If we conclude that a material uncertainty exists, we are
required to draw attention in our auditor’s report to the
related disclosures in the financial statements or, if such
disclosures are inadequate, to modify our opinion. Our
conclusions are based on the audit evidence obtained up
to the date of our auditor’s report. However, future events
or conditions may cause the Company to cease to continue
as a going concern.

• Evaluate the overall presentation, structure and content
of the financial statements, including the disclosures, and
whether the financial statements represent the underlying
transactions and events in a manner that achieves fair
presentation.

We communicate with those charged with governance regarding,
among other matters, the planned scope and timing of the
audit and significant audit findings, including any significant
deficiencies in internal control that we identify during our audit.

We also provide those charged with governance with a statement
that we have complied with relevant ethical requirements
regarding independence, and to communicate with them all
relationships and other matters that may reasonably be thought
to bear on our independence, and where applicable, related
safeguards.

From the matters communicated with those charged with
governance, we determine those matters that were of most
significance in the audit of the financial statements of the current
period and are therefore the key audit matters. We describe these
matters in our auditor’s report unless law or regulation precludes
public disclosure about the matter or when, in extremely rare
circumstances, we determine that a matter should not be
communicated in our report because the adverse consequences
of doing so would reasonably be expected to outweigh the public
interest benefits of such communication.

Report on Other Legal and Regulatory Requirements

1. As required by the Companies (Auditor’s Report) Order, 2020
(“the Order”) issued by the Central Government of India in
terms of Sub section (11) of Section 143 of the Act, we give
in the
ANNEXURE “A”, a statement on the matters specified
in paragraphs 3 and 4 of the Order, to the extent applicable.

2. As required by Section 143(3) of the Act, we report that:

i) We have sought and obtained all the information and
explanations, which to the best of our knowledge and
belief were necessary for the purpose of our audit;

ii) In our opinion, proper books of account as required by
law have been kept by the Company so far as appears
from our examination of those books except for the
matter stated in the paragraph (viii)(f) below on
reporting under Rule 11(g)

iii) The Balance Sheet, the Statement of Profit and Loss
Account (including Other Comprehensive Income),
Statement of Changes in Equity and the Statement of
Cash Flow dealt with in this report are in agreement
with the books of account.

iv) In our opinion, the financial statements comply with
the Ind AS specified under section 133 of the Act.

Data lines
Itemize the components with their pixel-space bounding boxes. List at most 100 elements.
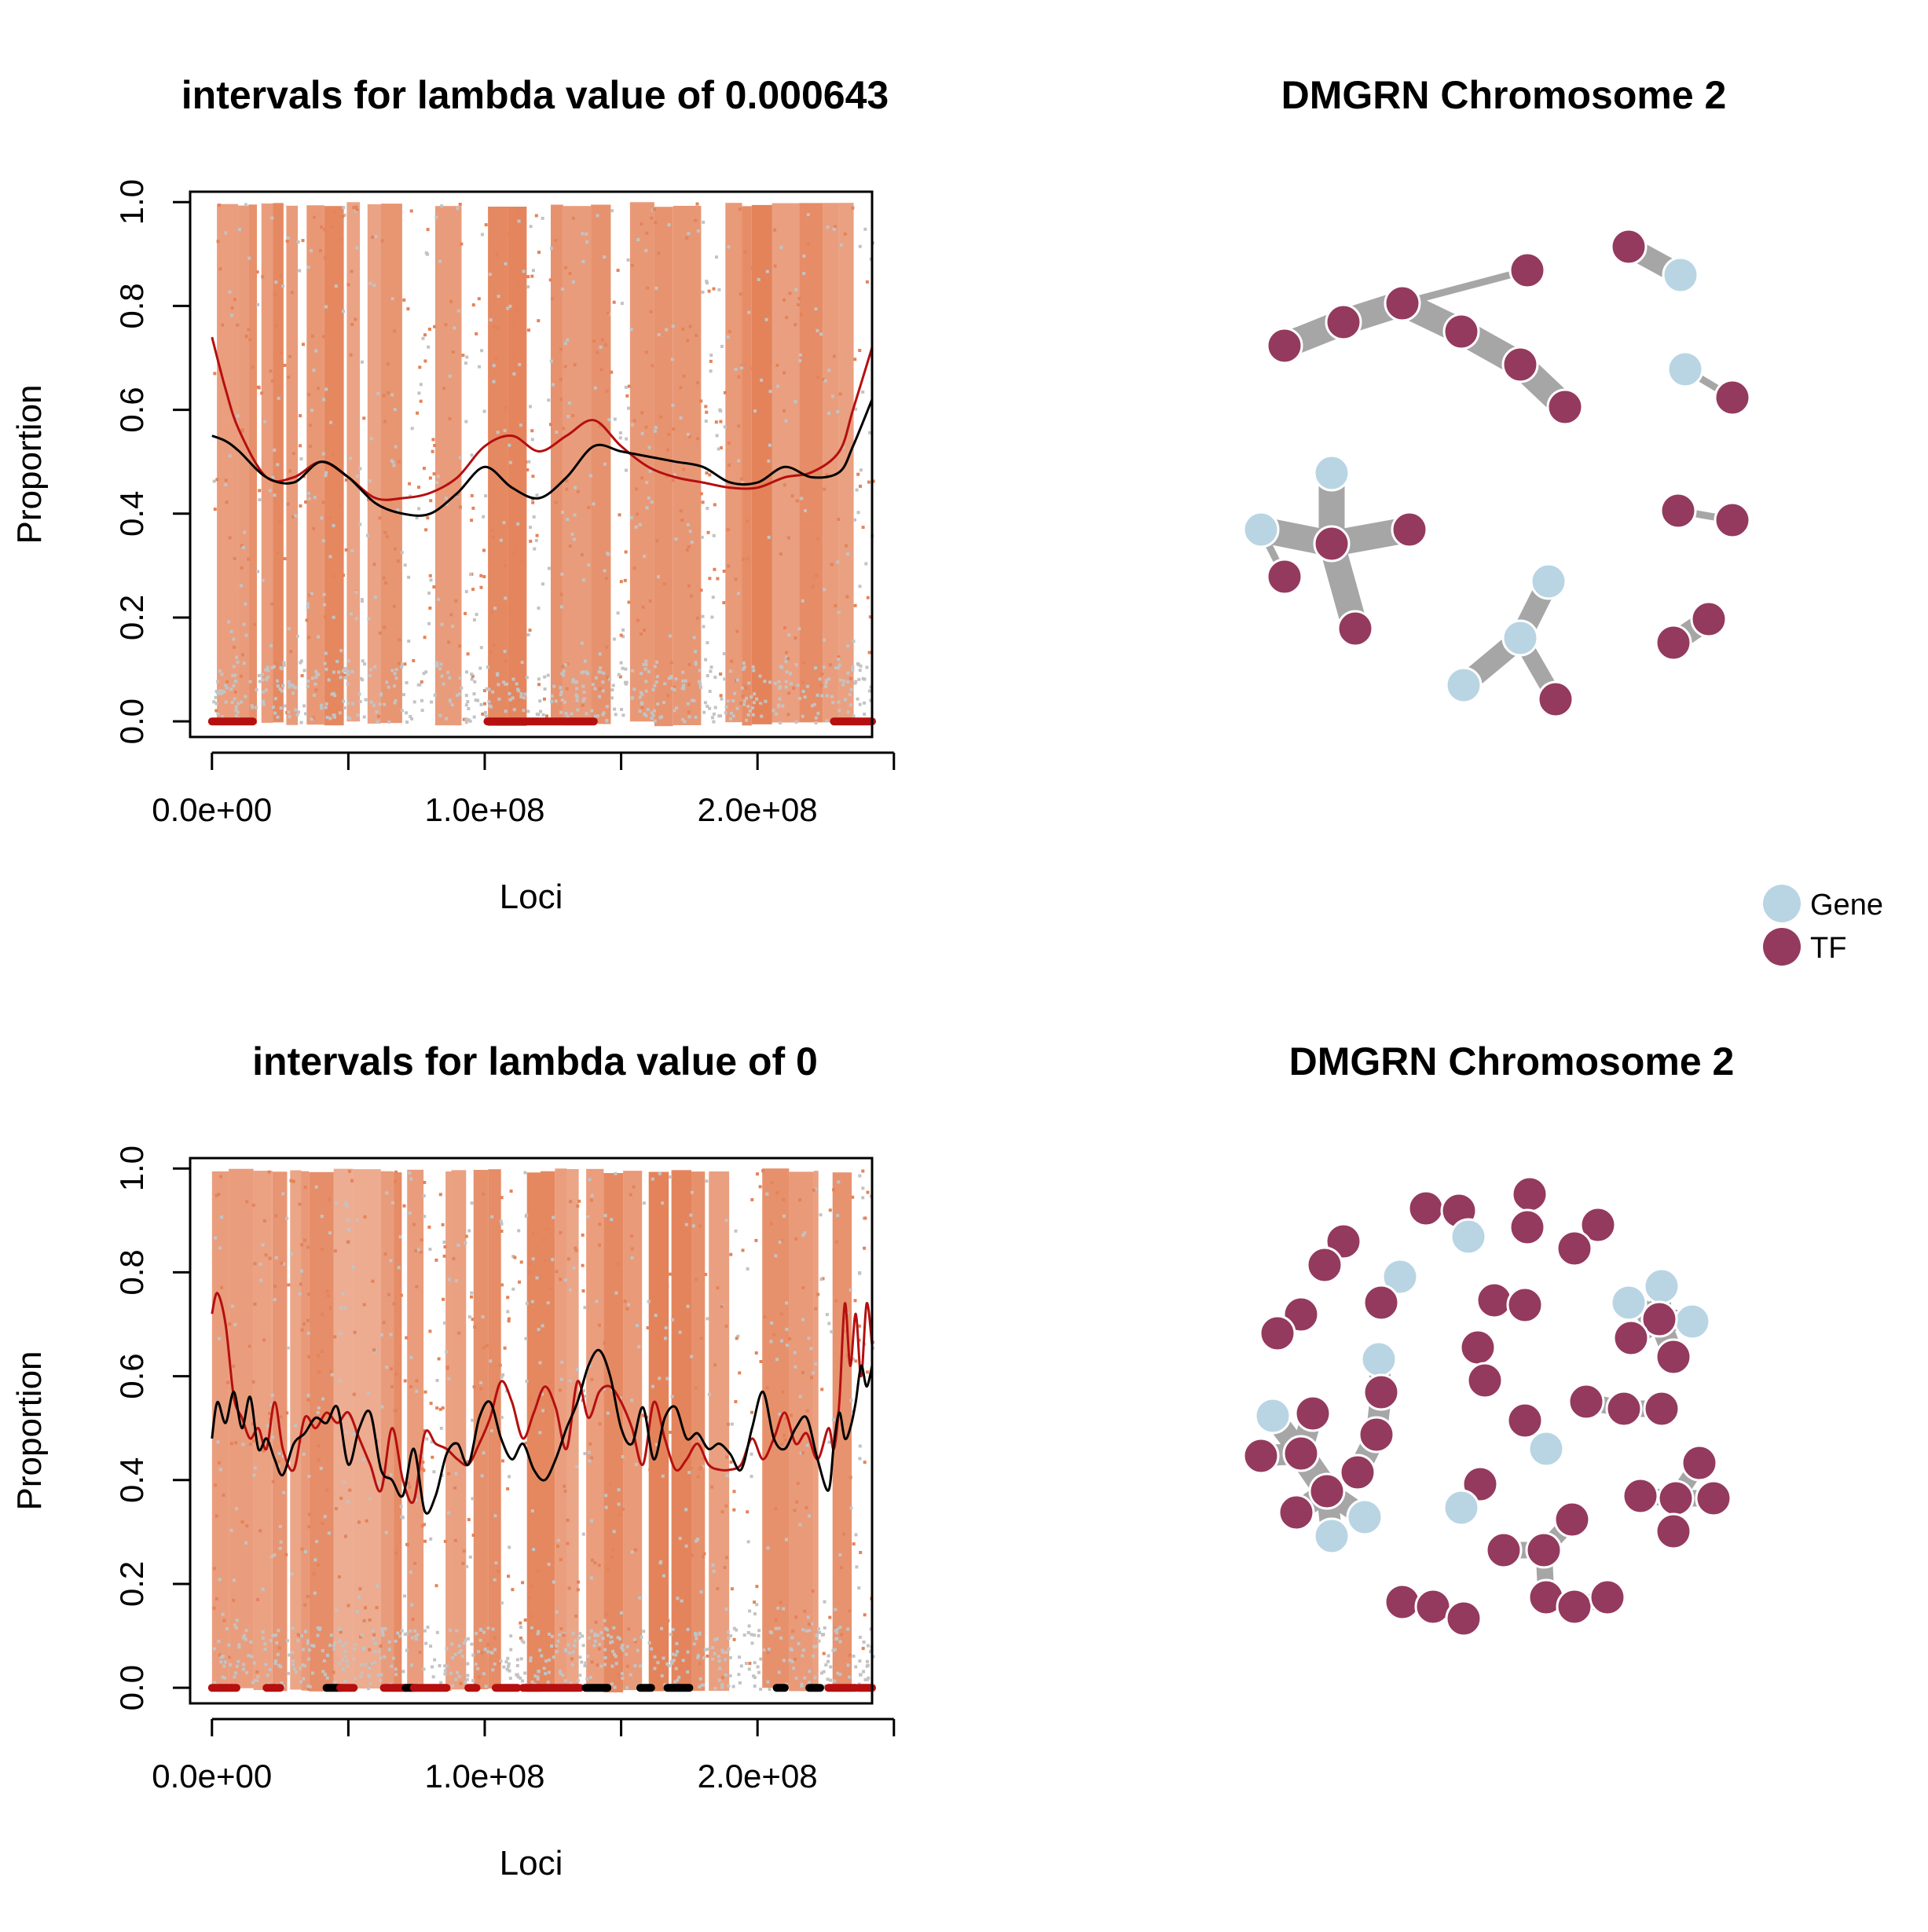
data-point (780, 1443, 784, 1446)
data-point (727, 1685, 731, 1688)
data-point (734, 1400, 738, 1403)
data-point (434, 215, 438, 219)
data-point (681, 1465, 685, 1468)
data-point (547, 1563, 551, 1566)
data-point (734, 1229, 738, 1233)
data-point (674, 677, 678, 681)
data-point (505, 682, 509, 686)
data-point (420, 1238, 423, 1242)
network-title: DMGRN Chromosome 2 (1289, 1039, 1735, 1083)
data-point (537, 677, 541, 681)
data-point (753, 1685, 757, 1688)
data-point (289, 1252, 293, 1256)
data-point (653, 1666, 657, 1670)
data-point (261, 1587, 265, 1591)
data-point (651, 1384, 654, 1388)
data-point (347, 1169, 351, 1173)
data-point (527, 1596, 531, 1599)
data-point (796, 302, 800, 306)
data-point (843, 698, 847, 702)
data-point (313, 693, 316, 697)
data-point (502, 1665, 506, 1669)
data-point (318, 248, 322, 252)
data-point (853, 518, 856, 522)
data-point (363, 1215, 367, 1219)
data-point (550, 1644, 553, 1648)
data-point (306, 266, 310, 269)
data-point (235, 1507, 238, 1511)
data-point (214, 1483, 218, 1487)
data-point (566, 1257, 570, 1261)
data-point (479, 585, 483, 589)
data-point (335, 1608, 339, 1612)
data-point (838, 1640, 842, 1644)
data-point (644, 350, 648, 354)
data-point (680, 1371, 684, 1375)
data-point (833, 225, 837, 229)
data-point (373, 1660, 377, 1664)
data-point (625, 394, 629, 398)
data-point (440, 204, 444, 208)
data-point (247, 557, 251, 561)
data-point (696, 1654, 700, 1658)
tf-node (1313, 525, 1351, 563)
data-point (483, 702, 486, 706)
data-point (566, 715, 570, 719)
data-point (833, 1679, 837, 1683)
data-point (673, 709, 676, 713)
data-point (503, 650, 507, 654)
data-point (383, 531, 387, 534)
data-point (828, 1208, 832, 1212)
data-point (686, 1304, 690, 1308)
data-point (563, 365, 567, 368)
data-point (696, 229, 700, 233)
data-point (441, 1223, 445, 1226)
data-point (618, 675, 622, 679)
data-point (541, 582, 544, 586)
data-point (375, 1606, 379, 1610)
y-tick-label: 0.2 (113, 595, 150, 640)
data-point (486, 665, 489, 669)
data-point (384, 581, 388, 585)
data-point (859, 468, 863, 472)
data-point (704, 420, 708, 423)
data-point (582, 697, 586, 701)
data-point (562, 669, 566, 673)
data-point (779, 1239, 783, 1243)
data-point (801, 1648, 805, 1652)
data-point (296, 240, 300, 244)
data-point (695, 1278, 698, 1281)
data-point (854, 680, 858, 684)
data-point (496, 672, 500, 676)
data-point (738, 1681, 742, 1685)
data-point (548, 1287, 552, 1291)
data-point (635, 487, 639, 491)
data-point (310, 249, 313, 253)
data-point (575, 695, 579, 699)
data-point (524, 460, 528, 464)
data-point (571, 280, 575, 284)
data-point (476, 1666, 480, 1670)
data-point (287, 627, 291, 631)
data-point (271, 475, 275, 479)
data-point (506, 1656, 510, 1660)
data-point (672, 427, 676, 431)
data-point (609, 1641, 612, 1644)
data-point (856, 697, 860, 701)
tf-node (1339, 1454, 1376, 1491)
data-point (644, 663, 648, 666)
data-point (480, 349, 484, 353)
data-point (667, 676, 671, 680)
data-point (823, 1600, 827, 1604)
data-point (415, 516, 419, 520)
data-point (563, 1489, 567, 1493)
data-point (530, 429, 534, 433)
data-point (709, 669, 713, 673)
data-point (577, 1679, 581, 1683)
data-point (625, 1685, 629, 1689)
data-point (271, 1435, 274, 1439)
data-point (659, 415, 663, 419)
data-point (687, 1242, 691, 1246)
data-point (244, 633, 248, 637)
data-point (857, 677, 861, 681)
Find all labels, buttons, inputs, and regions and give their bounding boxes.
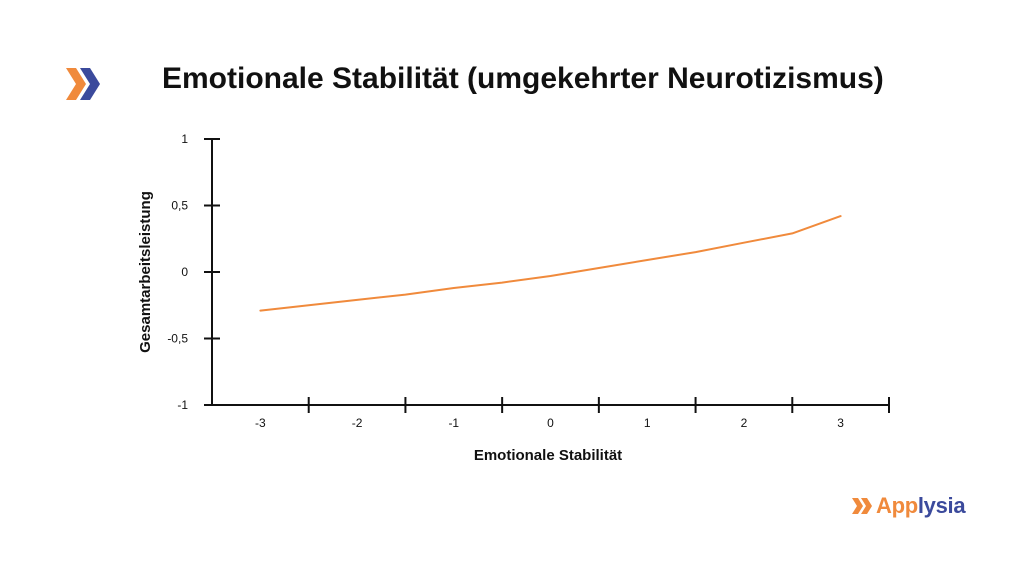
x-tick-label: -3 — [255, 416, 266, 430]
page-title: Emotionale Stabilität (umgekehrter Neuro… — [162, 62, 884, 95]
chevron-logo-icon — [852, 498, 872, 514]
x-tick-label: -2 — [352, 416, 363, 430]
x-tick-label: 1 — [644, 416, 651, 430]
chart-ticks — [204, 138, 890, 413]
chevron-logo-icon — [66, 68, 100, 100]
chart-series — [259, 215, 842, 312]
logo-text-lysia: lysia — [917, 493, 966, 518]
x-tick-label: 0 — [547, 416, 554, 430]
y-tick-label: 1 — [181, 132, 188, 146]
chart-tick-labels: 1 0,5 0 -0,5 -1 -3 -2 -1 0 1 2 3 — [167, 132, 844, 430]
y-tick-label: 0,5 — [171, 199, 188, 213]
chart-axes — [211, 139, 889, 406]
y-tick-label: 0 — [181, 265, 188, 279]
y-tick-label: -0,5 — [167, 332, 188, 346]
applysia-logo: App lysia — [852, 492, 966, 520]
logo-text-app: App — [876, 493, 918, 518]
x-tick-label: 2 — [741, 416, 748, 430]
y-tick-label: -1 — [177, 398, 188, 412]
x-tick-label: 3 — [837, 416, 844, 430]
series-line — [259, 215, 842, 312]
x-tick-label: -1 — [448, 416, 459, 430]
x-axis-title: Emotionale Stabilität — [474, 447, 622, 464]
y-axis-title: Gesamtarbeitsleistung — [137, 191, 154, 353]
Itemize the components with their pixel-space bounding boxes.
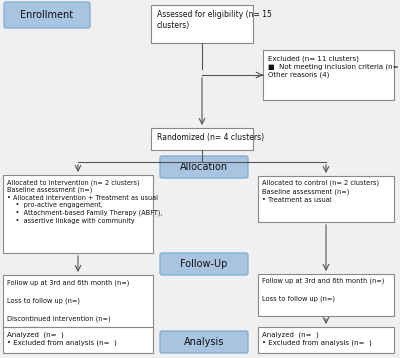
FancyBboxPatch shape: [4, 2, 90, 28]
Text: Allocation: Allocation: [180, 162, 228, 172]
FancyBboxPatch shape: [160, 331, 248, 353]
Text: Enrollment: Enrollment: [20, 10, 74, 20]
FancyBboxPatch shape: [3, 275, 153, 327]
FancyBboxPatch shape: [160, 253, 248, 275]
Text: Excluded (n= 11 clusters)
■  Not meeting inclusion criteria (n= 7)
Other reasons: Excluded (n= 11 clusters) ■ Not meeting …: [268, 55, 400, 78]
Text: Follow up at 3rd and 6th month (n=)

Loss to follow up (n=): Follow up at 3rd and 6th month (n=) Loss…: [262, 278, 384, 303]
FancyBboxPatch shape: [258, 274, 394, 316]
Text: Allocated to control (n= 2 clusters)
Baseline assessment (n=)
• Treatment as usu: Allocated to control (n= 2 clusters) Bas…: [262, 180, 379, 203]
Text: Assessed for eligibility (n= 15
clusters): Assessed for eligibility (n= 15 clusters…: [157, 10, 272, 30]
FancyBboxPatch shape: [3, 175, 153, 253]
FancyBboxPatch shape: [151, 5, 253, 43]
Text: Follow up at 3rd and 6th month (n=)

Loss to follow up (n=)

Discontinued interv: Follow up at 3rd and 6th month (n=) Loss…: [7, 279, 129, 321]
Text: Allocated to intervention (n= 2 clusters)
Baseline assessment (n=)
• Allocated i: Allocated to intervention (n= 2 clusters…: [7, 179, 162, 223]
FancyBboxPatch shape: [151, 128, 253, 150]
FancyBboxPatch shape: [258, 327, 394, 353]
FancyBboxPatch shape: [160, 156, 248, 178]
FancyBboxPatch shape: [3, 327, 153, 353]
Text: Randomized (n= 4 clusters): Randomized (n= 4 clusters): [157, 133, 264, 142]
FancyBboxPatch shape: [263, 50, 394, 100]
Text: Analyzed  (n=  )
• Excluded from analysis (n=  ): Analyzed (n= ) • Excluded from analysis …: [7, 331, 117, 346]
Text: Analyzed  (n=  )
• Excluded from analysis (n=  ): Analyzed (n= ) • Excluded from analysis …: [262, 331, 372, 346]
FancyBboxPatch shape: [258, 176, 394, 222]
Text: Follow-Up: Follow-Up: [180, 259, 228, 269]
Text: Analysis: Analysis: [184, 337, 224, 347]
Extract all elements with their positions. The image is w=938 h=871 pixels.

Goals
(a) Copy the passage of the auditor's report from "iii) The Balance" to "books of account." word for word.
(b) Extend the auditor's report, starting right after its last sentence.

In response
(a)
iii) The Balance Sheet, the Statement of Profit and Loss
Account (including Other Comprehensive Income),
Statement of Changes in Equity and the Statement of
Cash Flow dealt with in this report are in agreement
with the books of account.

(b)
v) On the basis of the written representations received
from the directors taken on records by the Board of
Directors, none of the directors is disqualified from
being appointed as a director under sub-section (2)
of section 164 of the Act.

vi) With respect to the adequacy of the internal financial
controls over financial reporting of the Company and
the operating effectiveness of such controls, refer to
our Separate report in
ANNEXURE “B”. Our report
expresses an unmodified opinion on the adequacy
and operating effectiveness of the Company’s internal
financial controls over financial reporting.

vii) With respect to the other matters to be included in the
Auditor’s Report in accordance with the requirements
of section 197(16) of the Act, as amended:

In our opinion and to the best of our information
and according to the explanations given to us, the
remuneration paid by the Company to its Directors
during the year is in accordance with provisions of
Section 197 of the Act.

viii) With respect to other matters to be included in the
auditor’s report in accordance with Rule 11 of the
Companies (Audit and Auditors) Rules, 2014, in our
opinion and to the best of our information and according
to the explanations given to us

a. The Company has disclosed the pending litigations
which would impact its financial position Refer
Note 31(c);

b. The Company did not have any long term contracts
including derivative contracts for which there were
any material foreseeable losses;

c. There has been no delay in transferring amounts,
required to be transferred, to the Investor
Education and Protection Fund by the Company.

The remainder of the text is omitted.